> **PROBLEM REQUIREMENTS**: Output the full material exactly as it appears here.

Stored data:
────────────────

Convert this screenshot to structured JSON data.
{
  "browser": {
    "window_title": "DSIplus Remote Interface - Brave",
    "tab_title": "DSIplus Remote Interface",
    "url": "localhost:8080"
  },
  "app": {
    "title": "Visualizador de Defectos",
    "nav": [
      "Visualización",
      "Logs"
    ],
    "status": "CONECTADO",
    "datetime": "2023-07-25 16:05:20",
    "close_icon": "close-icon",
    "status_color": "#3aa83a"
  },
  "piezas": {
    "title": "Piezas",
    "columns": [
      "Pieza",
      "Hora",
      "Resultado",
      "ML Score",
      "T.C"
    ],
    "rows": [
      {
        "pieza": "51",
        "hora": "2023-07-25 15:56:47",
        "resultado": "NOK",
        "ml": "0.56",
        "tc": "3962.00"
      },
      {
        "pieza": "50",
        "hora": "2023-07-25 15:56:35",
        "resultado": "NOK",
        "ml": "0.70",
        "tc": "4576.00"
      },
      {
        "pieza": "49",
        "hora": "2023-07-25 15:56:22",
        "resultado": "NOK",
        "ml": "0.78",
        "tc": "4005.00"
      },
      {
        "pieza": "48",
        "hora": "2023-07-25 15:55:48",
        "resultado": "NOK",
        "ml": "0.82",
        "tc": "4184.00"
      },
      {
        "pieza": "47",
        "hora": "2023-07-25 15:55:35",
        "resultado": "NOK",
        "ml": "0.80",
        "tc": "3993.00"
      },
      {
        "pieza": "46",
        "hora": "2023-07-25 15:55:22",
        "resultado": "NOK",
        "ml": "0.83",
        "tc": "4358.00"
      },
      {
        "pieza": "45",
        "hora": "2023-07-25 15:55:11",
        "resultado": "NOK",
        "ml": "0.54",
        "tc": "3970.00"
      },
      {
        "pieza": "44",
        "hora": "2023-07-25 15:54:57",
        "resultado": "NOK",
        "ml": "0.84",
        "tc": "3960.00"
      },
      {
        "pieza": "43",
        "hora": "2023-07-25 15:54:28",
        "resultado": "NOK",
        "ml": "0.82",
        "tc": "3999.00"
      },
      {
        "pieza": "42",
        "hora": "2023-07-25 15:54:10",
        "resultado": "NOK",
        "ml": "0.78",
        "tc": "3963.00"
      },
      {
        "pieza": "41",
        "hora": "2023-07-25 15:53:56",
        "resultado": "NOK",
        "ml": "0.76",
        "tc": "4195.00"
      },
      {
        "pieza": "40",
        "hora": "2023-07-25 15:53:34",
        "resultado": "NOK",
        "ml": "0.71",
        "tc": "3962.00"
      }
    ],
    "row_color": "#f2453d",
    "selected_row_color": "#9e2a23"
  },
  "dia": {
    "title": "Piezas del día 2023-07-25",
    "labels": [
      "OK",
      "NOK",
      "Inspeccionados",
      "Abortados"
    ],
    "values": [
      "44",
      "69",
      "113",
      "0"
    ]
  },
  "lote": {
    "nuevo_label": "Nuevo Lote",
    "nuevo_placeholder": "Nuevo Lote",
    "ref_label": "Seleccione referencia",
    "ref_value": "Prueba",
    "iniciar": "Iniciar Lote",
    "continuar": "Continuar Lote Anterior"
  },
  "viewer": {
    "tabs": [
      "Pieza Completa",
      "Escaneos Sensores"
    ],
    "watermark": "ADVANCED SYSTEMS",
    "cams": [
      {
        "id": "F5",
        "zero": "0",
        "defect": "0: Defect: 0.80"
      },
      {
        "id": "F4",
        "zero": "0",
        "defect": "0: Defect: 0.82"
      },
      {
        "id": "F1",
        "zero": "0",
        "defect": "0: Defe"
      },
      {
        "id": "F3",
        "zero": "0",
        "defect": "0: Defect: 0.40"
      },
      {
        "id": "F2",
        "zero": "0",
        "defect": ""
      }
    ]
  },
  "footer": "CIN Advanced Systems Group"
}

────────────────

> **TASK RESPONSE**:
Convert this screenshot to structured JSON data.
{
  "browser": {
    "window_title": "DSIplus Remote Interface - Brave",
    "tab_title": "DSIplus Remote Interface",
    "url": "localhost:8080"
  },
  "app": {
    "title": "Visualizador de Defectos",
    "nav": [
      "Visualización",
      "Logs"
    ],
    "status": "CONECTADO",
    "datetime": "2023-07-25 16:05:20",
    "close_icon": "close-icon",
    "status_color": "#3aa83a"
  },
  "piezas": {
    "title": "Piezas",
    "columns": [
      "Pieza",
      "Hora",
      "Resultado",
      "ML Score",
      "T.C"
    ],
    "rows": [
      {
        "pieza": "51",
        "hora": "2023-07-25 15:56:47",
        "resultado": "NOK",
        "ml": "0.56",
        "tc": "3962.00"
      },
      {
        "pieza": "50",
        "hora": "2023-07-25 15:56:35",
        "resultado": "NOK",
        "ml": "0.70",
        "tc": "4576.00"
      },
      {
        "pieza": "49",
        "hora": "2023-07-25 15:56:22",
        "resultado": "NOK",
        "ml": "0.78",
        "tc": "4005.00"
      },
      {
        "pieza": "48",
        "hora": "2023-07-25 15:55:48",
        "resultado": "NOK",
        "ml": "0.82",
        "tc": "4184.00"
      },
      {
        "pieza": "47",
        "hora": "2023-07-25 15:55:35",
        "resultado": "NOK",
        "ml": "0.80",
        "tc": "3993.00"
      },
      {
        "pieza": "46",
        "hora": "2023-07-25 15:55:22",
        "resultado": "NOK",
        "ml": "0.83",
        "tc": "4358.00"
      },
      {
        "pieza": "45",
        "hora": "2023-07-25 15:55:11",
        "resultado": "NOK",
        "ml": "0.54",
        "tc": "3970.00"
      },
      {
        "pieza": "44",
        "hora": "2023-07-25 15:54:57",
        "resultado": "NOK",
        "ml": "0.84",
        "tc": "3960.00"
      },
      {
        "pieza": "43",
        "hora": "2023-07-25 15:54:28",
        "resultado": "NOK",
        "ml": "0.82",
        "tc": "3999.00"
      },
      {
        "pieza": "42",
        "hora": "2023-07-25 15:54:10",
        "resultado": "NOK",
        "ml": "0.78",
        "tc": "3963.00"
      },
      {
        "pieza": "41",
        "hora": "2023-07-25 15:53:56",
        "resultado": "NOK",
        "ml": "0.76",
        "tc": "4195.00"
      },
      {
        "pieza": "40",
        "hora": "2023-07-25 15:53:34",
        "resultado": "NOK",
        "ml": "0.71",
        "tc": "3962.00"
      }
    ],
    "row_color": "#f2453d",
    "selected_row_color": "#9e2a23"
  },
  "dia": {
    "title": "Piezas del día 2023-07-25",
    "labels": [
      "OK",
      "NOK",
      "Inspeccionados",
      "Abortados"
    ],
    "values": [
      "44",
      "69",
      "113",
      "0"
    ]
  },
  "lote": {
    "nuevo_label": "Nuevo Lote",
    "nuevo_placeholder": "Nuevo Lote",
    "ref_label": "Seleccione referencia",
    "ref_value": "Prueba",
    "iniciar": "Iniciar Lote",
    "continuar": "Continuar Lote Anterior"
  },
  "viewer": {
    "tabs": [
      "Pieza Completa",
      "Escaneos Sensores"
    ],
    "watermark": "ADVANCED SYSTEMS",
    "cams": [
      {
        "id": "F5",
        "zero": "0",
        "defect": "0: Defect: 0.80"
      },
      {
        "id": "F4",
        "zero": "0",
        "defect": "0: Defect: 0.82"
      },
      {
        "id": "F1",
        "zero": "0",
        "defect": "0: Defe"
      },
      {
        "id": "F3",
        "zero": "0",
        "defect": "0: Defect: 0.40"
      },
      {
        "id": "F2",
        "zero": "0",
        "defect": ""
      }
    ]
  },
  "footer": "CIN Advanced Systems Group"
}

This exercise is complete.